• STORED ROWS
--- Begin ---
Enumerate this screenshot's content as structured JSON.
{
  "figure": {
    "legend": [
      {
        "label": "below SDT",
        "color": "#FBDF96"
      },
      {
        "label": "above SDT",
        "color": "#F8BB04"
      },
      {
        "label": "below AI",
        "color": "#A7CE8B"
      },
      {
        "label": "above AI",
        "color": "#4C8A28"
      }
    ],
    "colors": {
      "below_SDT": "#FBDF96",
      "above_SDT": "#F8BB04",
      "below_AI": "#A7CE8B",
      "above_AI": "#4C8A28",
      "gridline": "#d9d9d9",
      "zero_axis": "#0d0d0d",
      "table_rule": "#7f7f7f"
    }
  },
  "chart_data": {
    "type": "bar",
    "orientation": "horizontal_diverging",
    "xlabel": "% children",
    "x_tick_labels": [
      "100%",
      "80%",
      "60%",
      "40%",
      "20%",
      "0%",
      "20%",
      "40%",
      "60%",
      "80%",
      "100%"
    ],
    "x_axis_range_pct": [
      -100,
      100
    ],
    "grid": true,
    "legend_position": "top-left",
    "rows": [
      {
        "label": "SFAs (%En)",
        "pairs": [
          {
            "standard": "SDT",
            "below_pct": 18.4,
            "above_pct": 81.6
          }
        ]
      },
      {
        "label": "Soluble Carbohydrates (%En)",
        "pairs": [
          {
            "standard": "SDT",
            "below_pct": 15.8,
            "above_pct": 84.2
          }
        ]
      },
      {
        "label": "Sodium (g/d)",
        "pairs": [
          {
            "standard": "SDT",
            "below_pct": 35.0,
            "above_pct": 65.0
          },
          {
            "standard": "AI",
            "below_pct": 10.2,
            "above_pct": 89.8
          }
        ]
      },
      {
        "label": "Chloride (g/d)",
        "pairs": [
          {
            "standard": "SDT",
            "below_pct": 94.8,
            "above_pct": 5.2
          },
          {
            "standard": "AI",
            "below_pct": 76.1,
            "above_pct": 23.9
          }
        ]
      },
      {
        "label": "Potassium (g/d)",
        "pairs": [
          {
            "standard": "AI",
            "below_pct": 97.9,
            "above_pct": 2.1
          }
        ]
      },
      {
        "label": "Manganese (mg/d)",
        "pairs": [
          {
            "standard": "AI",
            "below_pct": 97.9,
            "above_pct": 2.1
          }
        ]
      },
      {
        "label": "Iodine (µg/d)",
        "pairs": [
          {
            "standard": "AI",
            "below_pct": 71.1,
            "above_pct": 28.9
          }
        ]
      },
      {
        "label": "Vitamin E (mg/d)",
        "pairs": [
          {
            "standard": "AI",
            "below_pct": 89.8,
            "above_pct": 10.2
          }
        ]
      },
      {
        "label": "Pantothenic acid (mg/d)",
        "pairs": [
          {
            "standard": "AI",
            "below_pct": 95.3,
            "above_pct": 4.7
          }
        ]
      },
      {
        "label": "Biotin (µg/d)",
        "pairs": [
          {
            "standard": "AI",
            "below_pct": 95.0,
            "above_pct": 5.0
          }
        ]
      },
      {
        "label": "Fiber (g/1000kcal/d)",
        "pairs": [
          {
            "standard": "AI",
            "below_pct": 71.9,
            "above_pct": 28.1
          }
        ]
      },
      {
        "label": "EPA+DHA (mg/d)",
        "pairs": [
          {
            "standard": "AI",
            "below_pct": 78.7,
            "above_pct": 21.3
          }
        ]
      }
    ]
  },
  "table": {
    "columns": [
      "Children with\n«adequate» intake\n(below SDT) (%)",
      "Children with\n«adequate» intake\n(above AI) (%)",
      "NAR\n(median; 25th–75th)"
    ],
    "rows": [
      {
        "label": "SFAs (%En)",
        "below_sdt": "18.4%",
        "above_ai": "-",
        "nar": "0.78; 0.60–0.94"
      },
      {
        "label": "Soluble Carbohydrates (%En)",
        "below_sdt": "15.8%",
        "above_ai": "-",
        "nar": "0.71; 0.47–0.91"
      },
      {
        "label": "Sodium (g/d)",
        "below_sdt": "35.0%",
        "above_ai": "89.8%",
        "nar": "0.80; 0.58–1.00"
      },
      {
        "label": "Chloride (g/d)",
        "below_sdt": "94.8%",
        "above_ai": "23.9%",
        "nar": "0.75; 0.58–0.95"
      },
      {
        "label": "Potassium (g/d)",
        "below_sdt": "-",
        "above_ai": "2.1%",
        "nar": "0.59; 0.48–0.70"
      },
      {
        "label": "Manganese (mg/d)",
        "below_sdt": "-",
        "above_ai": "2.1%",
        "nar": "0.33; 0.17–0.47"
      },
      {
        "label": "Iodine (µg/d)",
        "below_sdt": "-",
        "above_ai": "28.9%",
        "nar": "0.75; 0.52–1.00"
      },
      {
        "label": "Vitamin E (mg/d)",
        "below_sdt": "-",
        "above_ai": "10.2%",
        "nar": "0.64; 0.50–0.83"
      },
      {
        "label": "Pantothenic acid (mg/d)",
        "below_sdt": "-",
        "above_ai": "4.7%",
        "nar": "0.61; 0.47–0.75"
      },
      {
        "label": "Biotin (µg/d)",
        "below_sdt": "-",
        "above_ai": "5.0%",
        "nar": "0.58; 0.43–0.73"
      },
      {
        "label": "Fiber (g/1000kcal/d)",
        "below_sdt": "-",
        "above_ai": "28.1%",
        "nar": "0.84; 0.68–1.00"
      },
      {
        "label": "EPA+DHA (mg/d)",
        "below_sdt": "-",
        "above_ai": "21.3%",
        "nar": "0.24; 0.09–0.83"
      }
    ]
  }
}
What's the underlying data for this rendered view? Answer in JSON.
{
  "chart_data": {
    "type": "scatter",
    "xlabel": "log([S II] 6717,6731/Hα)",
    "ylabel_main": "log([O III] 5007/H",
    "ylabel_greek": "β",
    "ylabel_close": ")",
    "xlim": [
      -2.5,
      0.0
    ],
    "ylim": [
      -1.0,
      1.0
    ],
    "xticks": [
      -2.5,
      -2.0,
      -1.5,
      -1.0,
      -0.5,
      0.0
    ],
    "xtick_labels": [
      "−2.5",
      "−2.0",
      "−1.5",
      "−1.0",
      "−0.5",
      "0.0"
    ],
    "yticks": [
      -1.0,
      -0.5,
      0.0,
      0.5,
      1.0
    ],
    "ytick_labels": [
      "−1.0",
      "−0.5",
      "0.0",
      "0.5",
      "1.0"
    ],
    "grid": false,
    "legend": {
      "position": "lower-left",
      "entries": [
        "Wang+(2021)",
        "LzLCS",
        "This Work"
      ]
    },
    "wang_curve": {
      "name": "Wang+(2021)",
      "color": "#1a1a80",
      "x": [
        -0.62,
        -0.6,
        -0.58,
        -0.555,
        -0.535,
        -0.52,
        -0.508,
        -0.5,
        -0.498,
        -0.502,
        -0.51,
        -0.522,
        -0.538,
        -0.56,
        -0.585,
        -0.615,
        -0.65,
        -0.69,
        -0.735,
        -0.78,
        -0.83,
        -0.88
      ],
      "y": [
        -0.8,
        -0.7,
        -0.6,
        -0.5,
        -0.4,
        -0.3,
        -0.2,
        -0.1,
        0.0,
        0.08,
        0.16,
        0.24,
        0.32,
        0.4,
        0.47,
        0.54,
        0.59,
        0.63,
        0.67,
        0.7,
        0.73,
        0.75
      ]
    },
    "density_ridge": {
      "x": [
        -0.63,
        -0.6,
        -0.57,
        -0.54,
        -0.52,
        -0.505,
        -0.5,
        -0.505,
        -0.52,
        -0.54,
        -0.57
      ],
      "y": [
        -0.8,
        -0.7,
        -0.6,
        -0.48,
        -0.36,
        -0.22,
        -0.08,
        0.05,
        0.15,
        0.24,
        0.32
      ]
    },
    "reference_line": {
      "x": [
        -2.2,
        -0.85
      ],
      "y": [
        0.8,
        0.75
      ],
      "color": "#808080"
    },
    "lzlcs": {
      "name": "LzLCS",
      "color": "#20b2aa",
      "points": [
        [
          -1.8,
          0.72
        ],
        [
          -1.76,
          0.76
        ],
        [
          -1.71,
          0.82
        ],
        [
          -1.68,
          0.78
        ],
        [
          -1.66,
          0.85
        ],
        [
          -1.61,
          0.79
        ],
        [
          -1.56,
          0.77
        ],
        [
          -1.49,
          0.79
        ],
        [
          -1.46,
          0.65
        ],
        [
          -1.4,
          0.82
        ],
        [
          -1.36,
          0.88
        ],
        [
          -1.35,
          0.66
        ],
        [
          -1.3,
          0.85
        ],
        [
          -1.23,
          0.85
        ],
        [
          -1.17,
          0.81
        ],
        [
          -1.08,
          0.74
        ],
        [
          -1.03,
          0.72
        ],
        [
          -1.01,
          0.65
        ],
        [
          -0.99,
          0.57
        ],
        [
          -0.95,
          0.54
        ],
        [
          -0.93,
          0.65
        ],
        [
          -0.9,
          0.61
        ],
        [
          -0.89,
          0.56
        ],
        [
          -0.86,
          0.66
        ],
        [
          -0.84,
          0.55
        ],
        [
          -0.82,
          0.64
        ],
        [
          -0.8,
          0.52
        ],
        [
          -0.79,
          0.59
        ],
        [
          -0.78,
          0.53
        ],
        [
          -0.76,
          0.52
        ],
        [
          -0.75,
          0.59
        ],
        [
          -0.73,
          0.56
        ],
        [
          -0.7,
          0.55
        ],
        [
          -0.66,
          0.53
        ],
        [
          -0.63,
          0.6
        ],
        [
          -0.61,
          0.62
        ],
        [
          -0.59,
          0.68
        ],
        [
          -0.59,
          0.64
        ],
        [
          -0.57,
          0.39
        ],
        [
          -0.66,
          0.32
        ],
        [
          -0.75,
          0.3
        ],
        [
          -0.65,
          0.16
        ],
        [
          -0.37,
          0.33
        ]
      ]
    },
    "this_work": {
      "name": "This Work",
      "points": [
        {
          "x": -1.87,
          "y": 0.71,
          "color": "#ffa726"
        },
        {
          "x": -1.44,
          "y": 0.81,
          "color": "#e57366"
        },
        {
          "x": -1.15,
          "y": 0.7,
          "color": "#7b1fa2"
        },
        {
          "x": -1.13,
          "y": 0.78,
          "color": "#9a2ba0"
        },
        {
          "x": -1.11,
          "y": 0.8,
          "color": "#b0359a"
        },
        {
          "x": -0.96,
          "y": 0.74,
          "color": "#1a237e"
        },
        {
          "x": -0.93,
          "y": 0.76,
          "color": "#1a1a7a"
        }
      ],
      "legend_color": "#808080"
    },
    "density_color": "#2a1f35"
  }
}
--- End ---
• TO DO
Using the records above, gather all lines where the string "adequate" is present.

• OUTPUT BELOW
      "Children with\n«adequate» intake\n(below SDT) (%)",
      "Children with\n«adequate» intake\n(above AI) (%)",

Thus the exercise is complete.